%%
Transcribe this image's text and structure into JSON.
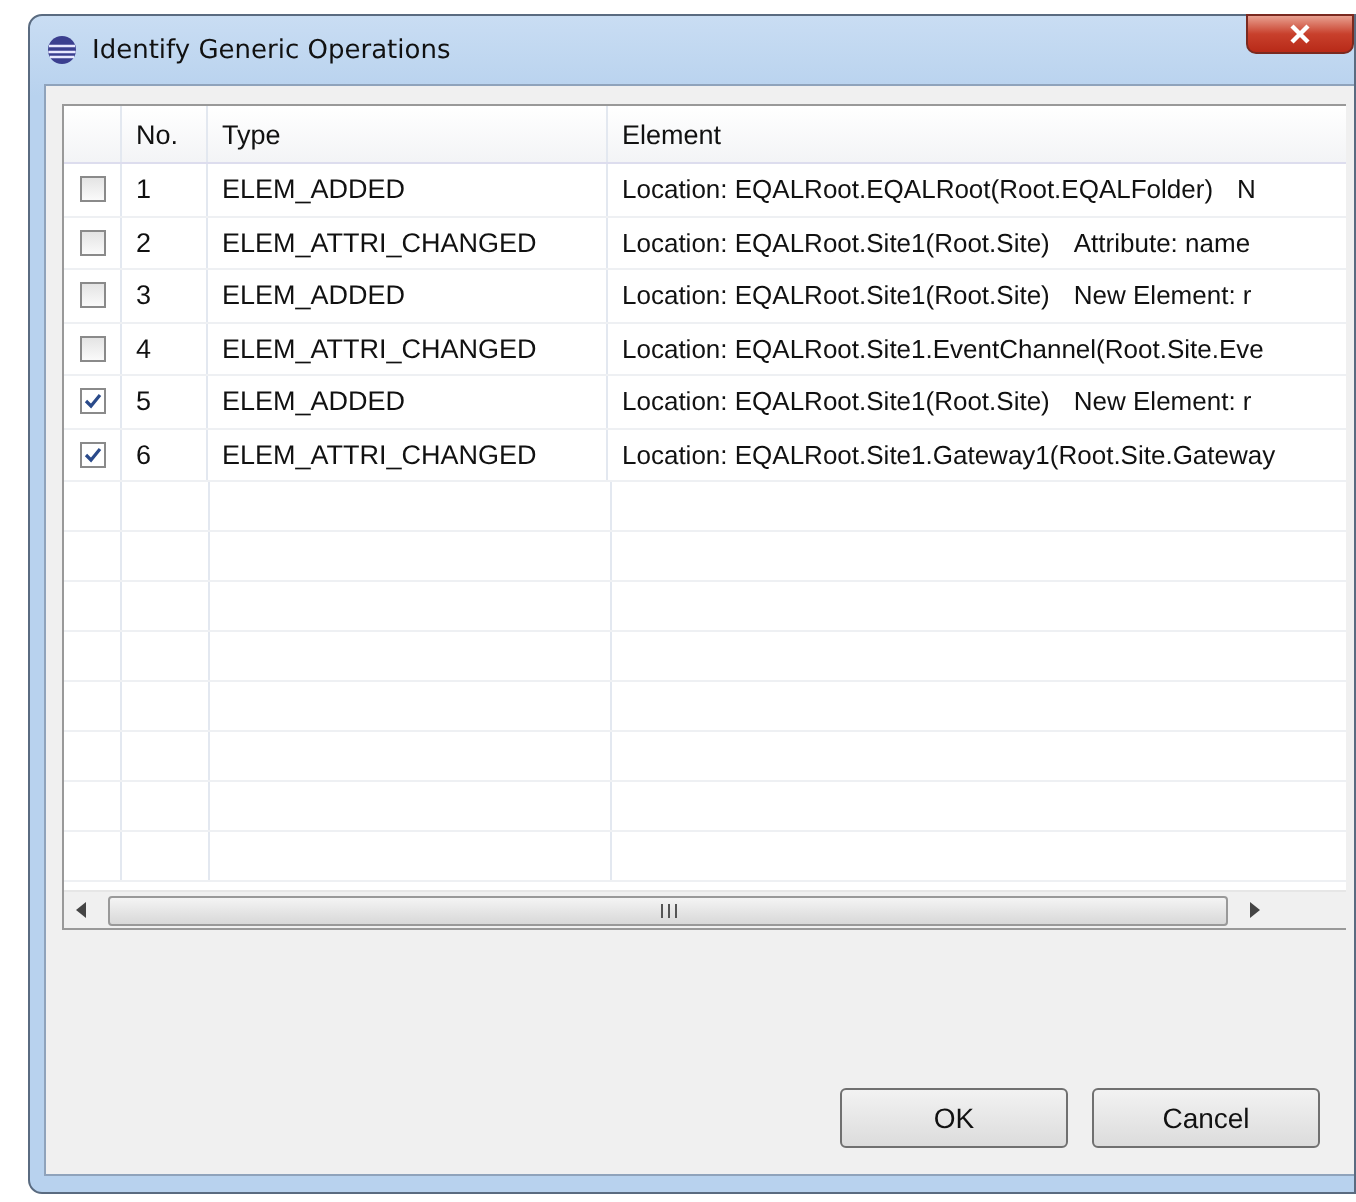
{
  "window": {
    "title": "Identify Generic Operations"
  },
  "table": {
    "columns": [
      "No.",
      "Type",
      "Element"
    ],
    "rows": [
      {
        "checked": false,
        "no": "1",
        "type": "ELEM_ADDED",
        "location": "Location: EQALRoot.EQALRoot(Root.EQALFolder)",
        "detail": "N"
      },
      {
        "checked": false,
        "no": "2",
        "type": "ELEM_ATTRI_CHANGED",
        "location": "Location: EQALRoot.Site1(Root.Site)",
        "detail": "Attribute: name"
      },
      {
        "checked": false,
        "no": "3",
        "type": "ELEM_ADDED",
        "location": "Location: EQALRoot.Site1(Root.Site)",
        "detail": "New Element: r"
      },
      {
        "checked": false,
        "no": "4",
        "type": "ELEM_ATTRI_CHANGED",
        "location": "Location: EQALRoot.Site1.EventChannel(Root.Site.Eve"
      },
      {
        "checked": true,
        "no": "5",
        "type": "ELEM_ADDED",
        "location": "Location: EQALRoot.Site1(Root.Site)",
        "detail": "New Element: r"
      },
      {
        "checked": true,
        "no": "6",
        "type": "ELEM_ATTRI_CHANGED",
        "location": "Location: EQALRoot.Site1.Gateway1(Root.Site.Gateway"
      }
    ]
  },
  "buttons": [
    "OK",
    "Cancel"
  ]
}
%%
→ **Exercise requirements**:
Exclude the images and reproduce the remaining data exactly.

→ **Result of the task**:
Transcribe this image's text and structure into JSON.
{
  "window": {
    "title": "Identify Generic Operations"
  },
  "table": {
    "columns": [
      "No.",
      "Type",
      "Element"
    ],
    "rows": [
      {
        "checked": false,
        "no": "1",
        "type": "ELEM_ADDED",
        "location": "Location: EQALRoot.EQALRoot(Root.EQALFolder)",
        "detail": "N"
      },
      {
        "checked": false,
        "no": "2",
        "type": "ELEM_ATTRI_CHANGED",
        "location": "Location: EQALRoot.Site1(Root.Site)",
        "detail": "Attribute: name"
      },
      {
        "checked": false,
        "no": "3",
        "type": "ELEM_ADDED",
        "location": "Location: EQALRoot.Site1(Root.Site)",
        "detail": "New Element: r"
      },
      {
        "checked": false,
        "no": "4",
        "type": "ELEM_ATTRI_CHANGED",
        "location": "Location: EQALRoot.Site1.EventChannel(Root.Site.Eve"
      },
      {
        "checked": true,
        "no": "5",
        "type": "ELEM_ADDED",
        "location": "Location: EQALRoot.Site1(Root.Site)",
        "detail": "New Element: r"
      },
      {
        "checked": true,
        "no": "6",
        "type": "ELEM_ATTRI_CHANGED",
        "location": "Location: EQALRoot.Site1.Gateway1(Root.Site.Gateway"
      }
    ]
  },
  "buttons": [
    "OK",
    "Cancel"
  ]
}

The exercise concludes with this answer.